--- Your objective ---
Quote every line as given.

══════

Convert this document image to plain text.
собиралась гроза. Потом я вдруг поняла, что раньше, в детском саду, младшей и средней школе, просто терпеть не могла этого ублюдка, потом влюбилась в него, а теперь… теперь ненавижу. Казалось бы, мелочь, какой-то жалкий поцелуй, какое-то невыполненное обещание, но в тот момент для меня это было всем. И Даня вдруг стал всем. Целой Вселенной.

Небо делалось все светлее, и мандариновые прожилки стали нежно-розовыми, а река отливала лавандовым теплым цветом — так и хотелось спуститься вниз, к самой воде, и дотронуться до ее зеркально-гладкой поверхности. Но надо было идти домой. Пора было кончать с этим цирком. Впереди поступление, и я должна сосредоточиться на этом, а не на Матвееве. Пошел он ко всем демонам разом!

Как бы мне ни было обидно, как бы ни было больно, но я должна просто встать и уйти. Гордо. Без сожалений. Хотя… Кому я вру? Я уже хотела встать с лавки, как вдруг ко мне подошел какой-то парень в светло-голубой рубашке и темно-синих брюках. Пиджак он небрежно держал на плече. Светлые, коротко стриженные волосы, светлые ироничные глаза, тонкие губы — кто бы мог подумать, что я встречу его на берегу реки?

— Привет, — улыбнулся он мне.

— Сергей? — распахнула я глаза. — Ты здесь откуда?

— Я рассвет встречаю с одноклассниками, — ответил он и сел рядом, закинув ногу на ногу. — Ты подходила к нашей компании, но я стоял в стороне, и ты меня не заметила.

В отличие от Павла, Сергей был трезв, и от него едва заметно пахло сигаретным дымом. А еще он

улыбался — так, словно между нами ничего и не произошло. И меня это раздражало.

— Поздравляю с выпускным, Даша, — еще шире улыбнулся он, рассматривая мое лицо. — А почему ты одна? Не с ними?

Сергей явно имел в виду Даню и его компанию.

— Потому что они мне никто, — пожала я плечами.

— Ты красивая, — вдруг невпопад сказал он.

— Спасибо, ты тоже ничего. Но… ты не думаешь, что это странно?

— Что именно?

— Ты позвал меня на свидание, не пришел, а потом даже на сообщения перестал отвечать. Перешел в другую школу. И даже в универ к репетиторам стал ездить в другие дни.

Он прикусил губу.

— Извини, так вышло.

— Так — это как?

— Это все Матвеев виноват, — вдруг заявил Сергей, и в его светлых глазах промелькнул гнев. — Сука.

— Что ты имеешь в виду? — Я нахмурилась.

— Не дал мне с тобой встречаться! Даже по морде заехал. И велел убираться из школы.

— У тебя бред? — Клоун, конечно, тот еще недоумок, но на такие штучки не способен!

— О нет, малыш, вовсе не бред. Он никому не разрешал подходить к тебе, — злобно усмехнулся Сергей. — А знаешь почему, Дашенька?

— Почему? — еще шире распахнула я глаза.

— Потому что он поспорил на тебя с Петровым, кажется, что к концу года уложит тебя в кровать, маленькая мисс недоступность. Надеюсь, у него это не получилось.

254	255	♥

══════

--- Problem solution ---
Convert this document image to plain text.
собиралась гроза. Потом я вдруг поняла, что раньше, в детском саду, младшей и средней школе, просто терпеть не могла этого ублюдка, потом влюбилась в него, а теперь… теперь ненавижу. Казалось бы, мелочь, какой-то жалкий поцелуй, какое-то невыполненное обещание, но в тот момент для меня это было всем. И Даня вдруг стал всем. Целой Вселенной.

Небо делалось все светлее, и мандариновые прожилки стали нежно-розовыми, а река отливала лавандовым теплым цветом — так и хотелось спуститься вниз, к самой воде, и дотронуться до ее зеркально-гладкой поверхности. Но надо было идти домой. Пора было кончать с этим цирком. Впереди поступление, и я должна сосредоточиться на этом, а не на Матвееве. Пошел он ко всем демонам разом!

Как бы мне ни было обидно, как бы ни было больно, но я должна просто встать и уйти. Гордо. Без сожалений. Хотя… Кому я вру? Я уже хотела встать с лавки, как вдруг ко мне подошел какой-то парень в светло-голубой рубашке и темно-синих брюках. Пиджак он небрежно держал на плече. Светлые, коротко стриженные волосы, светлые ироничные глаза, тонкие губы — кто бы мог подумать, что я встречу его на берегу реки?

— Привет, — улыбнулся он мне.

— Сергей? — распахнула я глаза. — Ты здесь откуда?

— Я рассвет встречаю с одноклассниками, — ответил он и сел рядом, закинув ногу на ногу. — Ты подходила к нашей компании, но я стоял в стороне, и ты меня не заметила.

В отличие от Павла, Сергей был трезв, и от него едва заметно пахло сигаретным дымом. А еще он

улыбался — так, словно между нами ничего и не произошло. И меня это раздражало.

— Поздравляю с выпускным, Даша, — еще шире улыбнулся он, рассматривая мое лицо. — А почему ты одна? Не с ними?

Сергей явно имел в виду Даню и его компанию.

— Потому что они мне никто, — пожала я плечами.

— Ты красивая, — вдруг невпопад сказал он.

— Спасибо, ты тоже ничего. Но… ты не думаешь, что это странно?

— Что именно?

— Ты позвал меня на свидание, не пришел, а потом даже на сообщения перестал отвечать. Перешел в другую школу. И даже в универ к репетиторам стал ездить в другие дни.

Он прикусил губу.

— Извини, так вышло.

— Так — это как?

— Это все Матвеев виноват, — вдруг заявил Сергей, и в его светлых глазах промелькнул гнев. — Сука.

— Что ты имеешь в виду? — Я нахмурилась.

— Не дал мне с тобой встречаться! Даже по морде заехал. И велел убираться из школы.

— У тебя бред? — Клоун, конечно, тот еще недоумок, но на такие штучки не способен!

— О нет, малыш, вовсе не бред. Он никому не разрешал подходить к тебе, — злобно усмехнулся Сергей. — А знаешь почему, Дашенька?

— Почему? — еще шире распахнула я глаза.

— Потому что он поспорил на тебя с Петровым, кажется, что к концу года уложит тебя в кровать, маленькая мисс недоступность. Надеюсь, у него это не получилось.

254	255	♥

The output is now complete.